Exercise task:
Extract the complete listing and output it unchanged.

Data in this exercise:
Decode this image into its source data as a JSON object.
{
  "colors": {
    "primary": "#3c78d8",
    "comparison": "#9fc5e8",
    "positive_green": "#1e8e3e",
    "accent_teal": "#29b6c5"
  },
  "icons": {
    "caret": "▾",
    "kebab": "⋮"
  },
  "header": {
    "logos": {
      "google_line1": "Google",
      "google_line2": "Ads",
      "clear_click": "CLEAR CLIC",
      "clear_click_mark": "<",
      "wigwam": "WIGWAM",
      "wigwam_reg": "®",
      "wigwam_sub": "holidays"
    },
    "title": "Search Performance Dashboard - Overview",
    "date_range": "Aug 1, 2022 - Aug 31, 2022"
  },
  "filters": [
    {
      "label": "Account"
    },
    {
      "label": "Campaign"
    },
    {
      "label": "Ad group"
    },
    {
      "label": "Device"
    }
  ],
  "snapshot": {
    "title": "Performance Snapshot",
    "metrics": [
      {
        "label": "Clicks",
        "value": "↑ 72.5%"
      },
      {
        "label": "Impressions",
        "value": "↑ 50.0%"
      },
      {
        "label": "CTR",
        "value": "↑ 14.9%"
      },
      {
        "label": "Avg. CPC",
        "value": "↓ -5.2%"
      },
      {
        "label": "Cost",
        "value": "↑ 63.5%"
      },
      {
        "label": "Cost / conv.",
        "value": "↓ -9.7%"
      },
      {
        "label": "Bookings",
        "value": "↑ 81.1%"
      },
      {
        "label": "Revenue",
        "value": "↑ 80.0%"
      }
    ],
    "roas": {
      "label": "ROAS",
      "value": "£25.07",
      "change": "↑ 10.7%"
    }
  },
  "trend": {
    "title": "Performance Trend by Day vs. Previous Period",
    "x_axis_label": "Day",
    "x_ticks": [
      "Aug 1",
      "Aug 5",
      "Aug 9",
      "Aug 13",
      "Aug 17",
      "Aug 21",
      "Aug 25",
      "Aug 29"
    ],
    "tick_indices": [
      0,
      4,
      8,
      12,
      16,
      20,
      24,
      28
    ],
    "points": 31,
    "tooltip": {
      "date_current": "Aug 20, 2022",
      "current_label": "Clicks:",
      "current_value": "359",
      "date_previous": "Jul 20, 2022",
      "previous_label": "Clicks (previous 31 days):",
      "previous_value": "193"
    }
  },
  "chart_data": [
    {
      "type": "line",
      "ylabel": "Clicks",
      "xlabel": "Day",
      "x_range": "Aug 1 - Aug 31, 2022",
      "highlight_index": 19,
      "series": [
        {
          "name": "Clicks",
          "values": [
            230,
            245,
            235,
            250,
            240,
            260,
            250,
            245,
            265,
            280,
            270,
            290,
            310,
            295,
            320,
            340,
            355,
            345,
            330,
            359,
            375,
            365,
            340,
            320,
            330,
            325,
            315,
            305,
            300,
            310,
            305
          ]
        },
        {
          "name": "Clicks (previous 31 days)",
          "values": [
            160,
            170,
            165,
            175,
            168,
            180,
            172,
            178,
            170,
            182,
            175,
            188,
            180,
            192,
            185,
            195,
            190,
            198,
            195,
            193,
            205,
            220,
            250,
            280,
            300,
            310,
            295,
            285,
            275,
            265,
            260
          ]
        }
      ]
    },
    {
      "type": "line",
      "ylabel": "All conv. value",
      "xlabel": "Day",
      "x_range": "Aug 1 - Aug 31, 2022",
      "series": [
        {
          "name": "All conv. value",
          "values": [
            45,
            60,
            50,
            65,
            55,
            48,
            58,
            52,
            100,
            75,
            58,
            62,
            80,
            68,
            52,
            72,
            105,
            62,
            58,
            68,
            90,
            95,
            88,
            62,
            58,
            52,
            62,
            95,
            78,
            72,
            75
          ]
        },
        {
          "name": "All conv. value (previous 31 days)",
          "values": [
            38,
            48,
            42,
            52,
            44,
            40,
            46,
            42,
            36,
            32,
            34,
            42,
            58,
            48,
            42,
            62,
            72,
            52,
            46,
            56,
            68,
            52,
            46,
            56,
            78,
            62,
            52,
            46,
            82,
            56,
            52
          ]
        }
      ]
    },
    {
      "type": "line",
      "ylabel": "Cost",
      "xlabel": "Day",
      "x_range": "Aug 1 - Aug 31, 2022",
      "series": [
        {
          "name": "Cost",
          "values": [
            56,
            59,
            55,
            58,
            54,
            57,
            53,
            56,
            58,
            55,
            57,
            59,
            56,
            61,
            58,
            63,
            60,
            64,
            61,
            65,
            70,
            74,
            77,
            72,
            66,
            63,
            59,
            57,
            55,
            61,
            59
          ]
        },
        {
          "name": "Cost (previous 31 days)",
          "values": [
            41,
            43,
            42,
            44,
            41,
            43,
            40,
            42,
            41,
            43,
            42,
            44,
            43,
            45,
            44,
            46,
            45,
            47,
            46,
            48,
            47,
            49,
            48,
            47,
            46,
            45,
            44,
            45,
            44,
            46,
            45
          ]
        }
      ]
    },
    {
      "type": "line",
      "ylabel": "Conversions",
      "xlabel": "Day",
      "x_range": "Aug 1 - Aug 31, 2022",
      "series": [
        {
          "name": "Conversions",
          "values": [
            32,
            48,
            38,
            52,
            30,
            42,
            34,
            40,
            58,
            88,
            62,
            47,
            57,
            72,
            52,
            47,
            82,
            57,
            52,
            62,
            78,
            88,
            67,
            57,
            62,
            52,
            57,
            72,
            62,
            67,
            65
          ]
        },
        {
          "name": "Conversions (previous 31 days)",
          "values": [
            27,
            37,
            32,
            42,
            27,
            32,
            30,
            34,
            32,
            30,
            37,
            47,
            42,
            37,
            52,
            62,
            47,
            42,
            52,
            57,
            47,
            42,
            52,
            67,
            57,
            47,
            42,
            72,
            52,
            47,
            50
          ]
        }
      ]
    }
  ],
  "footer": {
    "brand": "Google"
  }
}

Exercise output:
Decode this image into its source data as a JSON object.
{
  "colors": {
    "primary": "#3c78d8",
    "comparison": "#9fc5e8",
    "positive_green": "#1e8e3e",
    "accent_teal": "#29b6c5"
  },
  "icons": {
    "caret": "▾",
    "kebab": "⋮"
  },
  "header": {
    "logos": {
      "google_line1": "Google",
      "google_line2": "Ads",
      "clear_click": "CLEAR CLIC",
      "clear_click_mark": "<",
      "wigwam": "WIGWAM",
      "wigwam_reg": "®",
      "wigwam_sub": "holidays"
    },
    "title": "Search Performance Dashboard - Overview",
    "date_range": "Aug 1, 2022 - Aug 31, 2022"
  },
  "filters": [
    {
      "label": "Account"
    },
    {
      "label": "Campaign"
    },
    {
      "label": "Ad group"
    },
    {
      "label": "Device"
    }
  ],
  "snapshot": {
    "title": "Performance Snapshot",
    "metrics": [
      {
        "label": "Clicks",
        "value": "↑ 72.5%"
      },
      {
        "label": "Impressions",
        "value": "↑ 50.0%"
      },
      {
        "label": "CTR",
        "value": "↑ 14.9%"
      },
      {
        "label": "Avg. CPC",
        "value": "↓ -5.2%"
      },
      {
        "label": "Cost",
        "value": "↑ 63.5%"
      },
      {
        "label": "Cost / conv.",
        "value": "↓ -9.7%"
      },
      {
        "label": "Bookings",
        "value": "↑ 81.1%"
      },
      {
        "label": "Revenue",
        "value": "↑ 80.0%"
      }
    ],
    "roas": {
      "label": "ROAS",
      "value": "£25.07",
      "change": "↑ 10.7%"
    }
  },
  "trend": {
    "title": "Performance Trend by Day vs. Previous Period",
    "x_axis_label": "Day",
    "x_ticks": [
      "Aug 1",
      "Aug 5",
      "Aug 9",
      "Aug 13",
      "Aug 17",
      "Aug 21",
      "Aug 25",
      "Aug 29"
    ],
    "tick_indices": [
      0,
      4,
      8,
      12,
      16,
      20,
      24,
      28
    ],
    "points": 31,
    "tooltip": {
      "date_current": "Aug 20, 2022",
      "current_label": "Clicks:",
      "current_value": "359",
      "date_previous": "Jul 20, 2022",
      "previous_label": "Clicks (previous 31 days):",
      "previous_value": "193"
    }
  },
  "chart_data": [
    {
      "type": "line",
      "ylabel": "Clicks",
      "xlabel": "Day",
      "x_range": "Aug 1 - Aug 31, 2022",
      "highlight_index": 19,
      "series": [
        {
          "name": "Clicks",
          "values": [
            230,
            245,
            235,
            250,
            240,
            260,
            250,
            245,
            265,
            280,
            270,
            290,
            310,
            295,
            320,
            340,
            355,
            345,
            330,
            359,
            375,
            365,
            340,
            320,
            330,
            325,
            315,
            305,
            300,
            310,
            305
          ]
        },
        {
          "name": "Clicks (previous 31 days)",
          "values": [
            160,
            170,
            165,
            175,
            168,
            180,
            172,
            178,
            170,
            182,
            175,
            188,
            180,
            192,
            185,
            195,
            190,
            198,
            195,
            193,
            205,
            220,
            250,
            280,
            300,
            310,
            295,
            285,
            275,
            265,
            260
          ]
        }
      ]
    },
    {
      "type": "line",
      "ylabel": "All conv. value",
      "xlabel": "Day",
      "x_range": "Aug 1 - Aug 31, 2022",
      "series": [
        {
          "name": "All conv. value",
          "values": [
            45,
            60,
            50,
            65,
            55,
            48,
            58,
            52,
            100,
            75,
            58,
            62,
            80,
            68,
            52,
            72,
            105,
            62,
            58,
            68,
            90,
            95,
            88,
            62,
            58,
            52,
            62,
            95,
            78,
            72,
            75
          ]
        },
        {
          "name": "All conv. value (previous 31 days)",
          "values": [
            38,
            48,
            42,
            52,
            44,
            40,
            46,
            42,
            36,
            32,
            34,
            42,
            58,
            48,
            42,
            62,
            72,
            52,
            46,
            56,
            68,
            52,
            46,
            56,
            78,
            62,
            52,
            46,
            82,
            56,
            52
          ]
        }
      ]
    },
    {
      "type": "line",
      "ylabel": "Cost",
      "xlabel": "Day",
      "x_range": "Aug 1 - Aug 31, 2022",
      "series": [
        {
          "name": "Cost",
          "values": [
            56,
            59,
            55,
            58,
            54,
            57,
            53,
            56,
            58,
            55,
            57,
            59,
            56,
            61,
            58,
            63,
            60,
            64,
            61,
            65,
            70,
            74,
            77,
            72,
            66,
            63,
            59,
            57,
            55,
            61,
            59
          ]
        },
        {
          "name": "Cost (previous 31 days)",
          "values": [
            41,
            43,
            42,
            44,
            41,
            43,
            40,
            42,
            41,
            43,
            42,
            44,
            43,
            45,
            44,
            46,
            45,
            47,
            46,
            48,
            47,
            49,
            48,
            47,
            46,
            45,
            44,
            45,
            44,
            46,
            45
          ]
        }
      ]
    },
    {
      "type": "line",
      "ylabel": "Conversions",
      "xlabel": "Day",
      "x_range": "Aug 1 - Aug 31, 2022",
      "series": [
        {
          "name": "Conversions",
          "values": [
            32,
            48,
            38,
            52,
            30,
            42,
            34,
            40,
            58,
            88,
            62,
            47,
            57,
            72,
            52,
            47,
            82,
            57,
            52,
            62,
            78,
            88,
            67,
            57,
            62,
            52,
            57,
            72,
            62,
            67,
            65
          ]
        },
        {
          "name": "Conversions (previous 31 days)",
          "values": [
            27,
            37,
            32,
            42,
            27,
            32,
            30,
            34,
            32,
            30,
            37,
            47,
            42,
            37,
            52,
            62,
            47,
            42,
            52,
            57,
            47,
            42,
            52,
            67,
            57,
            47,
            42,
            72,
            52,
            47,
            50
          ]
        }
      ]
    }
  ],
  "footer": {
    "brand": "Google"
  }
}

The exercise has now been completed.